## STORED DATA
★ ★ ★ ★ ★

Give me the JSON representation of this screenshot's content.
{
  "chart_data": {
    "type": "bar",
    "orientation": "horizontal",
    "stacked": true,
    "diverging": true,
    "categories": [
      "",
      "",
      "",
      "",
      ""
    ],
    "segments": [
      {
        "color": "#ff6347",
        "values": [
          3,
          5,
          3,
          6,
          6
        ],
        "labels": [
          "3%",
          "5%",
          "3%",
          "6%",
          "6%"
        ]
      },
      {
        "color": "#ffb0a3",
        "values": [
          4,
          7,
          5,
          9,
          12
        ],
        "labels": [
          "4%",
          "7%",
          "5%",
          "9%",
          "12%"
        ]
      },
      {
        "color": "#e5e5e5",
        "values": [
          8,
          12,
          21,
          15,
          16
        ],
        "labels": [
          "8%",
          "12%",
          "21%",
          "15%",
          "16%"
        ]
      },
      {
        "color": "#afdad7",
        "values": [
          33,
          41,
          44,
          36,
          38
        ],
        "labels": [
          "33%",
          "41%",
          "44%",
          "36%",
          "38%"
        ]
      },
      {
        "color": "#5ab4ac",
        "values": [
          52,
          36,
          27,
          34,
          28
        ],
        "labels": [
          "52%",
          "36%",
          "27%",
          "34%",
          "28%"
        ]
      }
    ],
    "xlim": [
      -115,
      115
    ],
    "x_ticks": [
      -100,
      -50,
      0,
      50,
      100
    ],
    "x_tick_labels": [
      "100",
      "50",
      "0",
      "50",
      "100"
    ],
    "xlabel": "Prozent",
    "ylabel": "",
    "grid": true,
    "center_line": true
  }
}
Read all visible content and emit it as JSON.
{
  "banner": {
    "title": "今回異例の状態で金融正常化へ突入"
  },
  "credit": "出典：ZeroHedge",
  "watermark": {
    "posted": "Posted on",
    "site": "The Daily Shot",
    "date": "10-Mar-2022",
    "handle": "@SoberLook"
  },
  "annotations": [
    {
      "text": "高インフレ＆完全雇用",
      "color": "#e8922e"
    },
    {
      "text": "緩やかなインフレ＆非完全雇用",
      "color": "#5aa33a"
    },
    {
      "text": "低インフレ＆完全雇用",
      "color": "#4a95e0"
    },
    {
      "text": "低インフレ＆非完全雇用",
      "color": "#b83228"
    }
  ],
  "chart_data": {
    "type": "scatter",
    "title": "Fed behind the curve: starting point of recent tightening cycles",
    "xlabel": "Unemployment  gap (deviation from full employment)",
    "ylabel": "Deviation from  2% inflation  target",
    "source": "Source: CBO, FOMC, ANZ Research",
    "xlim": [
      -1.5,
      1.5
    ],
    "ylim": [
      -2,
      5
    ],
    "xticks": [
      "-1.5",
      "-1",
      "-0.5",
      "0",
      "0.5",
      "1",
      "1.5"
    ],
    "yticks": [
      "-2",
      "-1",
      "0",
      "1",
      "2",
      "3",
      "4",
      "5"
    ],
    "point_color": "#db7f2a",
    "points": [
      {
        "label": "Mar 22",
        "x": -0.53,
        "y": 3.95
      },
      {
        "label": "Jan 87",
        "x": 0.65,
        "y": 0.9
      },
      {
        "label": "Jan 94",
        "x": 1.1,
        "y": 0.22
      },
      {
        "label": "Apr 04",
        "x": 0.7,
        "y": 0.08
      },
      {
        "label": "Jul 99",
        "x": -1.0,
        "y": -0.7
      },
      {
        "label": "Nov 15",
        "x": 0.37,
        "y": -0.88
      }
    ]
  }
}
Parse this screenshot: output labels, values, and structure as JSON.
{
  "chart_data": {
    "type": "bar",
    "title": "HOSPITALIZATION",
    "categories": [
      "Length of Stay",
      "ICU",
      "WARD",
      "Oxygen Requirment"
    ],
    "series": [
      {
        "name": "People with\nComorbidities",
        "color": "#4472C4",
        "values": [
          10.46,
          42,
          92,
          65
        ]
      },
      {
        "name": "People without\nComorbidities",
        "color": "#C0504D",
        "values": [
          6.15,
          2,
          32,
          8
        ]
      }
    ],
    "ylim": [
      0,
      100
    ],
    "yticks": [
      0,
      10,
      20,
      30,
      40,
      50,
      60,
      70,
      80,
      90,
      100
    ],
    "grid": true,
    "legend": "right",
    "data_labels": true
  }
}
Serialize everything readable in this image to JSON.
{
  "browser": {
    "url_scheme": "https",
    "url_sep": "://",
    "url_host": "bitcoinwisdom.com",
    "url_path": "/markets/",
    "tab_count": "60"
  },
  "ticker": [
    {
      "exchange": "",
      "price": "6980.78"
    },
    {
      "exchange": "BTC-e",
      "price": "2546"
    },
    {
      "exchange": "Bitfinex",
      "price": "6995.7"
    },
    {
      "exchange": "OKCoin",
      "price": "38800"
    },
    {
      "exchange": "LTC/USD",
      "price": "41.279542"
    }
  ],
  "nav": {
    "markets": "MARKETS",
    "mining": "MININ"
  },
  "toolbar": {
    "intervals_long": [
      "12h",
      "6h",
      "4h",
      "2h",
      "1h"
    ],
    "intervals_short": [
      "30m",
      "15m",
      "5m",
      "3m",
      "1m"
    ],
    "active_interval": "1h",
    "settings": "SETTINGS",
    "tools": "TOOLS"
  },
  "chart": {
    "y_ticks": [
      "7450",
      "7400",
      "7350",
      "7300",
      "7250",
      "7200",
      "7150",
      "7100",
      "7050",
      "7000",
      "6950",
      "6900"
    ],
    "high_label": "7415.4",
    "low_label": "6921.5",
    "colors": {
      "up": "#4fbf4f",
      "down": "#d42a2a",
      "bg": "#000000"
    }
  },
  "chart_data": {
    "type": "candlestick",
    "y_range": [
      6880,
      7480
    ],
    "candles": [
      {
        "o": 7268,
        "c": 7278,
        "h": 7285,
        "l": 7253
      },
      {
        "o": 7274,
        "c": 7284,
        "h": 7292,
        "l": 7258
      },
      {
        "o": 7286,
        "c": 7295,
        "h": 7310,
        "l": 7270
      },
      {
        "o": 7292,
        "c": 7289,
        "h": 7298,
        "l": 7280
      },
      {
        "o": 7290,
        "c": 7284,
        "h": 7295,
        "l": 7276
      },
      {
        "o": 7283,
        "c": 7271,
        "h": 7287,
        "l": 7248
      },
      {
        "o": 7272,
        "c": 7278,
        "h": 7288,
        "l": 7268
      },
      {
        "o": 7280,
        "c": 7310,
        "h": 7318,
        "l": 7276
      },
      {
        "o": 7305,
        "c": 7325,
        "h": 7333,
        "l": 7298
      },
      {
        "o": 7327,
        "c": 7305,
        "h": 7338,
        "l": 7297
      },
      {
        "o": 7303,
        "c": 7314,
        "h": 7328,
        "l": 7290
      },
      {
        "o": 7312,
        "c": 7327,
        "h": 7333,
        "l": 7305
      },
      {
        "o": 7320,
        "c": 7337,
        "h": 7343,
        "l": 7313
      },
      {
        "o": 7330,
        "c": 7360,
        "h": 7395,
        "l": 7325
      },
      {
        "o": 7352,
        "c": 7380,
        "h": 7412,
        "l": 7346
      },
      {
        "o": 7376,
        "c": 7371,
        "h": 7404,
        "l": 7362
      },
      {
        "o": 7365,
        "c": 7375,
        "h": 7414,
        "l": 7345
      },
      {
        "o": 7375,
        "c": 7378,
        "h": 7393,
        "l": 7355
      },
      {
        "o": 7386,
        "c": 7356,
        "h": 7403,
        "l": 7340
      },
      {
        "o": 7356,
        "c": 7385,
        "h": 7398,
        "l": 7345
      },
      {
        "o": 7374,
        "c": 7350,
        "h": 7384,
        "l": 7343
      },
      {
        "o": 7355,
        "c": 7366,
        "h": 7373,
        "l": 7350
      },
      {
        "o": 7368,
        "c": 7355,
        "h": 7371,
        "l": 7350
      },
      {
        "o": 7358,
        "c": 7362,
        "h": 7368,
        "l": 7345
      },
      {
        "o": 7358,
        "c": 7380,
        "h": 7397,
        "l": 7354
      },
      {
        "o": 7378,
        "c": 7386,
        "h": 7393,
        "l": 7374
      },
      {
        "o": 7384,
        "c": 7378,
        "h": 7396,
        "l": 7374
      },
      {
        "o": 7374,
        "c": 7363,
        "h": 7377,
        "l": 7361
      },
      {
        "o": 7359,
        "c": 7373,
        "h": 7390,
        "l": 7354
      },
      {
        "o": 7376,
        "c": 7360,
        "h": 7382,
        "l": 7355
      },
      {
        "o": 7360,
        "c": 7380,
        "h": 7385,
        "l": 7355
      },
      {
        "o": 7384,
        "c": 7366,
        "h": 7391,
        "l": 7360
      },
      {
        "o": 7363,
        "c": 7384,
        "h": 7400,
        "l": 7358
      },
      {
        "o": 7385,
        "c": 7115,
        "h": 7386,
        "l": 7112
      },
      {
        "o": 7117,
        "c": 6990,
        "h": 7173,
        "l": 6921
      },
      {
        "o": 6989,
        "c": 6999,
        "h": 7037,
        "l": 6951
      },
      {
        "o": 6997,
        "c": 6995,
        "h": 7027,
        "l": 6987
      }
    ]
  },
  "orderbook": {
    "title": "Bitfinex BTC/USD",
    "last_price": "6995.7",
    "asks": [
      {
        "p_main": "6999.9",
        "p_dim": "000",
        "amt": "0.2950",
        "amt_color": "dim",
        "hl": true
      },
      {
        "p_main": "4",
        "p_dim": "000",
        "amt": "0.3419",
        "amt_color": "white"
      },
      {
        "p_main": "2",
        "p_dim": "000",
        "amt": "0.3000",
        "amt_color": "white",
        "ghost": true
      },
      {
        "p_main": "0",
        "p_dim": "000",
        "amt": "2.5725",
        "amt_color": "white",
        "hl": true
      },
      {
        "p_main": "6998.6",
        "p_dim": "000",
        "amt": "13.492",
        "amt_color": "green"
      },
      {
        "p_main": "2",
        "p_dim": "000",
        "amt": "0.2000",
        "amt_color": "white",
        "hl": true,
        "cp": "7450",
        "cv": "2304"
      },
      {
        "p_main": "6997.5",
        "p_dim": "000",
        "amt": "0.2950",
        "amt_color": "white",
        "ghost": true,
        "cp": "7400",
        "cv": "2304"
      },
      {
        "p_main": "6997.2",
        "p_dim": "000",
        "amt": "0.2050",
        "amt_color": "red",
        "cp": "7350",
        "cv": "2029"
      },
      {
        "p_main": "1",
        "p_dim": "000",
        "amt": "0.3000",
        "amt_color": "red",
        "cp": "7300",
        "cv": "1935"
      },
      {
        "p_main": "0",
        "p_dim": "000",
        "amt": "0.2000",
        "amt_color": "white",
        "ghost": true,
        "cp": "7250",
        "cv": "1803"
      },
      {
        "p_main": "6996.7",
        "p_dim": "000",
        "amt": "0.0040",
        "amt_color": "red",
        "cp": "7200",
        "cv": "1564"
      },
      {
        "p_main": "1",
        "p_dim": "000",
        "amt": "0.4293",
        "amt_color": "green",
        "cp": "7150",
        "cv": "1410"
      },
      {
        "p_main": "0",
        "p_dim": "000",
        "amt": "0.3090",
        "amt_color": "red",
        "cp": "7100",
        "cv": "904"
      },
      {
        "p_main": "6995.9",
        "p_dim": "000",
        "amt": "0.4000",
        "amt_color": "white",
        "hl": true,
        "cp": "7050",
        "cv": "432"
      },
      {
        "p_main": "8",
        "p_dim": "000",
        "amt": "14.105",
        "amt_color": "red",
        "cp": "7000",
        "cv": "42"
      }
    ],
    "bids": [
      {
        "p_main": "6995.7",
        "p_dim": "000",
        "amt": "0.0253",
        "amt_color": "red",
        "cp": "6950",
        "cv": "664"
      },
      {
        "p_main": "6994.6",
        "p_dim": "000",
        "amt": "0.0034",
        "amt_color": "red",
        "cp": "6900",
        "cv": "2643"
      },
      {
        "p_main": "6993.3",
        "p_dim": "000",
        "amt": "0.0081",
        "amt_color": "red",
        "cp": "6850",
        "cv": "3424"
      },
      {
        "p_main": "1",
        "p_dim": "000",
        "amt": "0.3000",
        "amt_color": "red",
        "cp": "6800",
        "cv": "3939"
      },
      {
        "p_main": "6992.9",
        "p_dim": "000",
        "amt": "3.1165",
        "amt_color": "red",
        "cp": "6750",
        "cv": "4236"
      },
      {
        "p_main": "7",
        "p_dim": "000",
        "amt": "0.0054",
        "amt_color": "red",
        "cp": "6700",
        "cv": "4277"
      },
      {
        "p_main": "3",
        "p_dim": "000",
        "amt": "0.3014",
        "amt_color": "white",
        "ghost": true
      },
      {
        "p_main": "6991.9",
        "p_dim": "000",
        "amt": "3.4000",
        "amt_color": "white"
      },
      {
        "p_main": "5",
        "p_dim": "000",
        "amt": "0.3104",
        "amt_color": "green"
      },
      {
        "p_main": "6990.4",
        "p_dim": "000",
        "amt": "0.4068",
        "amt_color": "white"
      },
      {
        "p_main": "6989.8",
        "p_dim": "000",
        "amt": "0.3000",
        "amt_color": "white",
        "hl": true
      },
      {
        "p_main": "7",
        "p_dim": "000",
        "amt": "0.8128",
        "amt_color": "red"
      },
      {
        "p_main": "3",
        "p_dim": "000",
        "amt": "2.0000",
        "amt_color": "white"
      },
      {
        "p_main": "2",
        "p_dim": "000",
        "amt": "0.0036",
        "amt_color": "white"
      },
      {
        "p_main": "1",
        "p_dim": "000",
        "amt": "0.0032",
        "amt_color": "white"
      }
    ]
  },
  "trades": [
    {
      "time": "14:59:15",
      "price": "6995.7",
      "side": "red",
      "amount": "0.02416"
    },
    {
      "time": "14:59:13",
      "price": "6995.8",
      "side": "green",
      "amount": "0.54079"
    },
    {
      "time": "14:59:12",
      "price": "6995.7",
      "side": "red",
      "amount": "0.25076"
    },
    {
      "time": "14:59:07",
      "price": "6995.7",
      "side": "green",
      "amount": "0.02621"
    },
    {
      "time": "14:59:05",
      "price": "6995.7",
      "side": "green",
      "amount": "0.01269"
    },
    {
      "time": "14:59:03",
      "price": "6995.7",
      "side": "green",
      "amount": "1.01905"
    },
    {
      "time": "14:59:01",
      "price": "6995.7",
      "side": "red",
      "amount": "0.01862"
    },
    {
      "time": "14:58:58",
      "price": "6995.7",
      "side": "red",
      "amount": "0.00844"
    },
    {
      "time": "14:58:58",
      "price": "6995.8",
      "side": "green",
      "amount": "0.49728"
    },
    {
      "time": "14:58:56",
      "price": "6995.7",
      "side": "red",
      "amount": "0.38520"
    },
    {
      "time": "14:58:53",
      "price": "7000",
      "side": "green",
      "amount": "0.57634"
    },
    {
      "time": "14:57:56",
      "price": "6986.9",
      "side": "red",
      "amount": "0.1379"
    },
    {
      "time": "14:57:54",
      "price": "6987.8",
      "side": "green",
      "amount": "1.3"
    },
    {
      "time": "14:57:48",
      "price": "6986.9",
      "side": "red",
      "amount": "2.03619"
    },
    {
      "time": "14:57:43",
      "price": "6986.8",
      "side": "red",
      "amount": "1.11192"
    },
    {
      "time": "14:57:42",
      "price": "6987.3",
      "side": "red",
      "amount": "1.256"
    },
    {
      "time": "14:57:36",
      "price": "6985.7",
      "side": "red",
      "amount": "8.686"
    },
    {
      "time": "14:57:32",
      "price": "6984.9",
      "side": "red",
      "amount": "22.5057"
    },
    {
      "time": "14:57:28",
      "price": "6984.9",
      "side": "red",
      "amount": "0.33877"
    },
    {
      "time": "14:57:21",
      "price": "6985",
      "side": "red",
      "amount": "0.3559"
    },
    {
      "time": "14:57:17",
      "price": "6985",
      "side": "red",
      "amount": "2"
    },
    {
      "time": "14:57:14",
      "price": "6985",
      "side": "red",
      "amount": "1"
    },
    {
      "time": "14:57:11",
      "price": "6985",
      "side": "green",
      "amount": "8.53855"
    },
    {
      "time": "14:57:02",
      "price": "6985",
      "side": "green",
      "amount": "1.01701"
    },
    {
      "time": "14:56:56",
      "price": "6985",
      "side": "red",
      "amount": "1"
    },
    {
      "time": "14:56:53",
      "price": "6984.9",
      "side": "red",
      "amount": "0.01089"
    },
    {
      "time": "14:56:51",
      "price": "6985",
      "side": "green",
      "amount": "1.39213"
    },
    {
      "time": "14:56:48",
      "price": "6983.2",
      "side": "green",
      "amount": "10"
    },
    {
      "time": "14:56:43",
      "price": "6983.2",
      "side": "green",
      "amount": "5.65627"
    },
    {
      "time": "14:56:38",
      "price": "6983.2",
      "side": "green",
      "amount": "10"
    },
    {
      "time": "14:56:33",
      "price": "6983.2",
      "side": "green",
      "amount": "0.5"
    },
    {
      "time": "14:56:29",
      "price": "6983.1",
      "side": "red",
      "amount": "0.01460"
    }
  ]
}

★ ★ ★ ★ ★

Filter the listing above for the string "type" and copy every matching line.

## EXERCISE OUTPUT
    "type": "bar",
    "type": "scatter",
    "type": "bar",
    "type": "candlestick",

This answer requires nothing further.